## What the exercise asks
Check every line of the entries that follow, and copy the ones containing "участника".

## Data rows
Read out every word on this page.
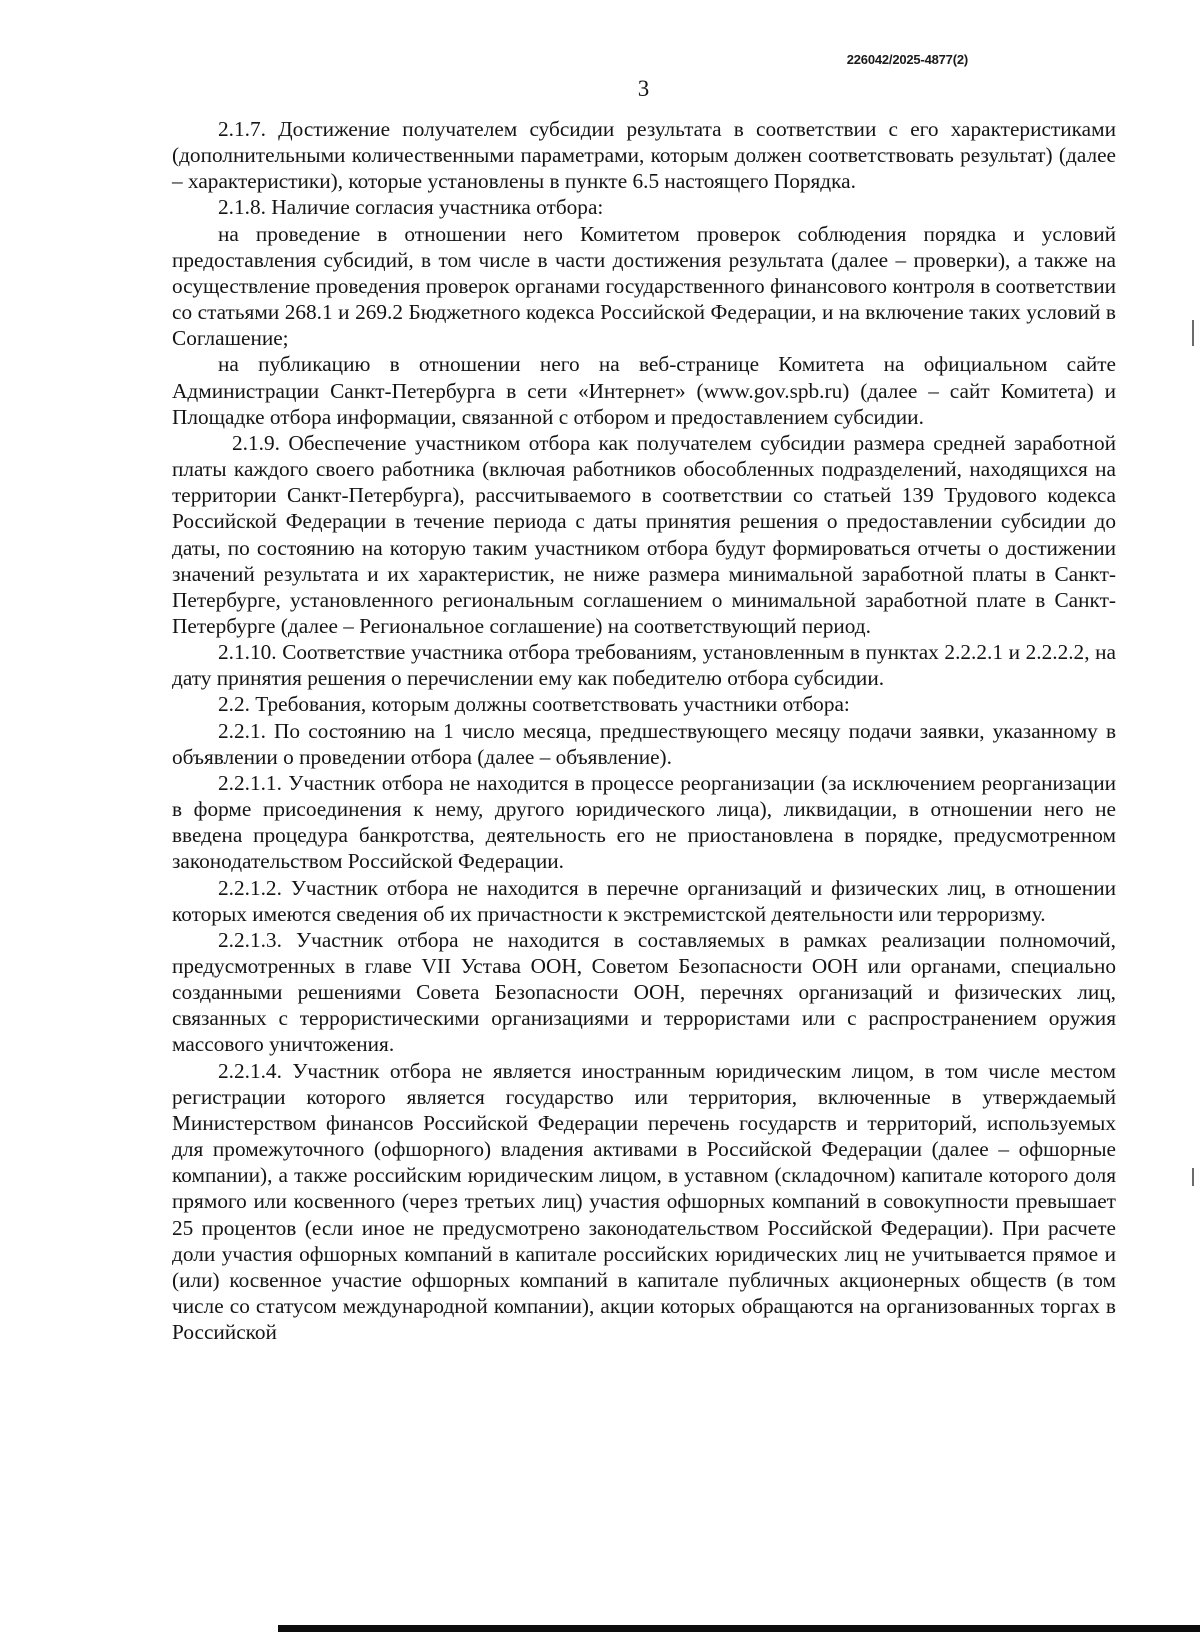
226042/2025-4877(2)
3

2.1.7. Достижение получателем субсидии результата в соответствии с его характеристиками (дополнительными количественными параметрами, которым должен соответствовать результат) (далее – характеристики), которые установлены в пункте 6.5 настоящего Порядка.

2.1.8. Наличие согласия участника отбора:

на проведение в отношении него Комитетом проверок соблюдения порядка и условий предоставления субсидий, в том числе в части достижения результата (далее – проверки), а также на осуществление проведения проверок органами государственного финансового контроля в соответствии со статьями 268.1 и 269.2 Бюджетного кодекса Российской Федерации, и на включение таких условий в Соглашение;

на публикацию в отношении него на веб-странице Комитета на официальном сайте Администрации Санкт-Петербурга в сети «Интернет» (www.gov.spb.ru) (далее – сайт Комитета) и Площадке отбора информации, связанной с отбором и предоставлением субсидии.

2.1.9. Обеспечение участником отбора как получателем субсидии размера средней заработной платы каждого своего работника (включая работников обособленных подразделений, находящихся на территории Санкт-Петербурга), рассчитываемого в соответствии со статьей 139 Трудового кодекса Российской Федерации в течение периода с даты принятия решения о предоставлении субсидии до даты, по состоянию на которую таким участником отбора будут формироваться отчеты о достижении значений результата и их характеристик, не ниже размера минимальной заработной платы в Санкт-Петербурге, установленного региональным соглашением о минимальной заработной плате в Санкт-Петербурге (далее – Региональное соглашение) на соответствующий период.

2.1.10. Соответствие участника отбора требованиям, установленным в пунктах 2.2.2.1 и 2.2.2.2, на дату принятия решения о перечислении ему как победителю отбора субсидии.

2.2. Требования, которым должны соответствовать участники отбора:

2.2.1. По состоянию на 1 число месяца, предшествующего месяцу подачи заявки, указанному в объявлении о проведении отбора (далее – объявление).

2.2.1.1. Участник отбора не находится в процессе реорганизации (за исключением реорганизации в форме присоединения к нему, другого юридического лица), ликвидации, в отношении него не введена процедура банкротства, деятельность его не приостановлена в порядке, предусмотренном законодательством Российской Федерации.

2.2.1.2. Участник отбора не находится в перечне организаций и физических лиц, в отношении которых имеются сведения об их причастности к экстремистской деятельности или терроризму.

2.2.1.3. Участник отбора не находится в составляемых в рамках реализации полномочий, предусмотренных в главе VII Устава ООН, Советом Безопасности ООН или органами, специально созданными решениями Совета Безопасности ООН, перечнях организаций и физических лиц, связанных с террористическими организациями и террористами или с распространением оружия массового уничтожения.

2.2.1.4. Участник отбора не является иностранным юридическим лицом, в том числе местом регистрации которого является государство или территория, включенные в утверждаемый Министерством финансов Российской Федерации перечень государств и территорий, используемых для промежуточного (офшорного) владения активами в Российской Федерации (далее – офшорные компании), а также российским юридическим лицом, в уставном (складочном) капитале которого доля прямого или косвенного (через третьих лиц) участия офшорных компаний в совокупности превышает 25 процентов (если иное не предусмотрено законодательством Российской Федерации). При расчете доли участия офшорных компаний в капитале российских юридических лиц не учитывается прямое и (или) косвенное участие офшорных компаний в капитале публичных акционерных обществ (в том числе со статусом международной компании), акции которых обращаются на организованных торгах в Российской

## Result of this exercise
2.1.8. Наличие согласия участника отбора:
2.1.10. Соответствие участника отбора требованиям, установленным в пунктах 2.2.2.1 и 2.2.2.2, на дату принятия решения о перечислении ему как победителю отбора субсидии.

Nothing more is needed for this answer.